◆ Aim: Please write out the passage of the piece on Israel and Gaza below word for word, from "I have never" to "reach Tel Aviv.".

◆ Document segment:
******************************

Some Thoughts on Israel and Gaza

The WORD – 11/15/12.  As Rebecca’s difficult pregnancy progressed, God told her that two nations would emerge from her womb.  After the birth of Jacob and Esau, they competed with one another from the very beginning.  It got so bad that Jacob – whose name would eventually be changed to Israel – had to leave home for twenty years in order to let Esau cool down from the whole trade-a-pot-of-stew-for-the-birthright scenario.  And it seems as though there has been conflict in the Land of Israel ever since.

It’s an incredible coincidence that we are reading the story of these two brothers who were so different and who argued over their birthright as Israel and Hamas go down the path of war and conflict once again.  It’s sad, really.  And frustrating.

I have never had rose-colored glasses when it comes to Israel.  In fact, some members of my congregation think that I am too hard on Israel.  But the truth is that Israel is not perfect.  Her democratically-elected leaders have made mistakes over the years in their dealings with the Palestinians.  That is undeniable.

However, it is also undeniable that Israel withdrew from Gaza and gave it to the Palestinians.  And the Palestinians – under the “leadership” of Hamas – have been using Gaza as a staging area for relentless attacks on Israel ever since.

Again, Israel is not perfect.  However, since becoming autonomous, the Palestinians of Gaza have built up an arsenal of missiles and rockets that can reach approximately 20% of Israel.  And, as we now unfortunately know, their rockets can reach Tel Aviv.

Just this past weekend, before Israel decided to begin surgical air strikes over Gaza, Hamas and other militant groups shot 250 missiles and rockets into Israel.  The only reason that no one was seriously hurt is that Israel has built shelters for residents across Southern Israel, and those residents wisely fled to them.

******************************

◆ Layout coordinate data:
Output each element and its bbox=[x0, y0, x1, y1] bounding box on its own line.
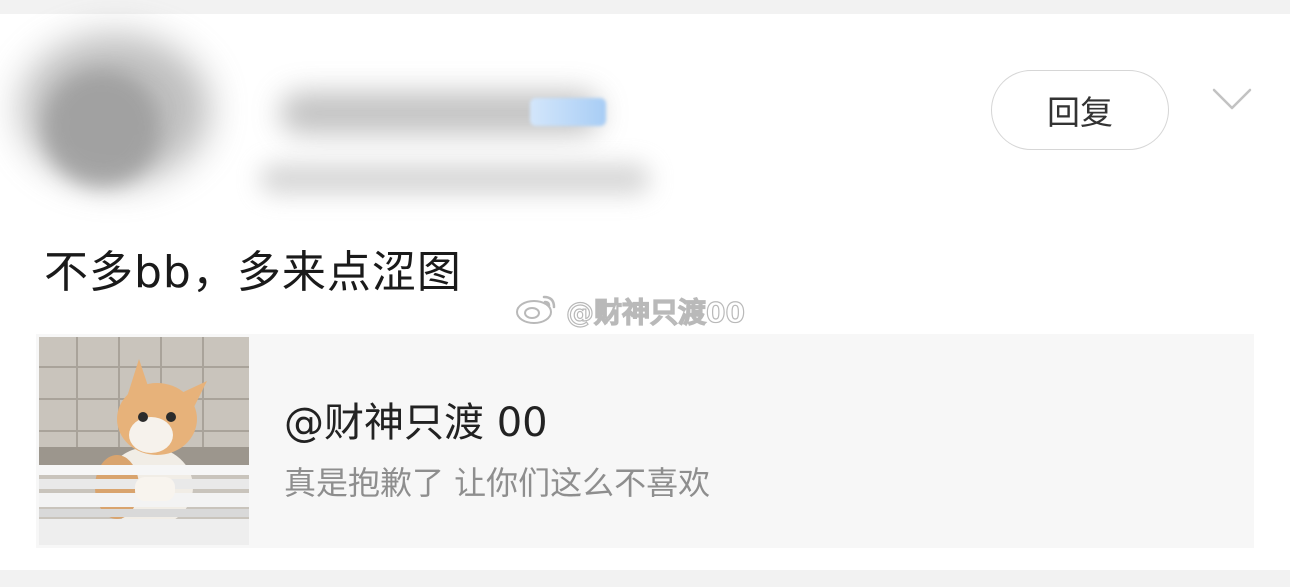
watermark: @财神只渡00 bbox=[514, 291, 746, 332]
chevron-down-icon[interactable] bbox=[1210, 80, 1254, 120]
quoted-post-text: 真是抱歉了 让你们这么不喜欢 bbox=[284, 464, 711, 502]
quoted-post-author[interactable]: @财神只渡 00 bbox=[284, 390, 548, 448]
comment-meta-blurred bbox=[260, 164, 650, 194]
reply-button-label: 回复 bbox=[1047, 93, 1113, 132]
watermark-text: @财神只渡00 bbox=[565, 295, 745, 329]
weibo-logo-icon bbox=[514, 291, 560, 332]
quoted-post[interactable]: @财神只渡 00 真是抱歉了 让你们这么不喜欢 bbox=[36, 334, 1254, 548]
reply-button[interactable]: 回复 bbox=[991, 70, 1169, 150]
fan-badge bbox=[530, 98, 606, 126]
comment-text: 不多bb，多来点涩图 bbox=[44, 247, 462, 298]
cat-photo[interactable] bbox=[39, 337, 249, 545]
avatar[interactable] bbox=[44, 70, 160, 186]
comment-card: 回复 不多bb，多来点涩图 @财神只渡00 @财神只渡 00 真是抱歉了 让你们… bbox=[0, 14, 1290, 570]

******************************

◆ Task result:
I have never had rose-colored glasses when it comes to Israel.  In fact, some members of my congregation think that I am too hard on Israel.  But the truth is that Israel is not perfect.  Her democratically-elected leaders have made mistakes over the years in their dealings with the Palestinians.  That is undeniable.

However, it is also undeniable that Israel withdrew from Gaza and gave it to the Palestinians.  And the Palestinians – under the “leadership” of Hamas – have been using Gaza as a staging area for relentless attacks on Israel ever since.

Again, Israel is not perfect.  However, since becoming autonomous, the Palestinians of Gaza have built up an arsenal of missiles and rockets that can reach approximately 20% of Israel.  And, as we now unfortunately know, their rockets can reach Tel Aviv.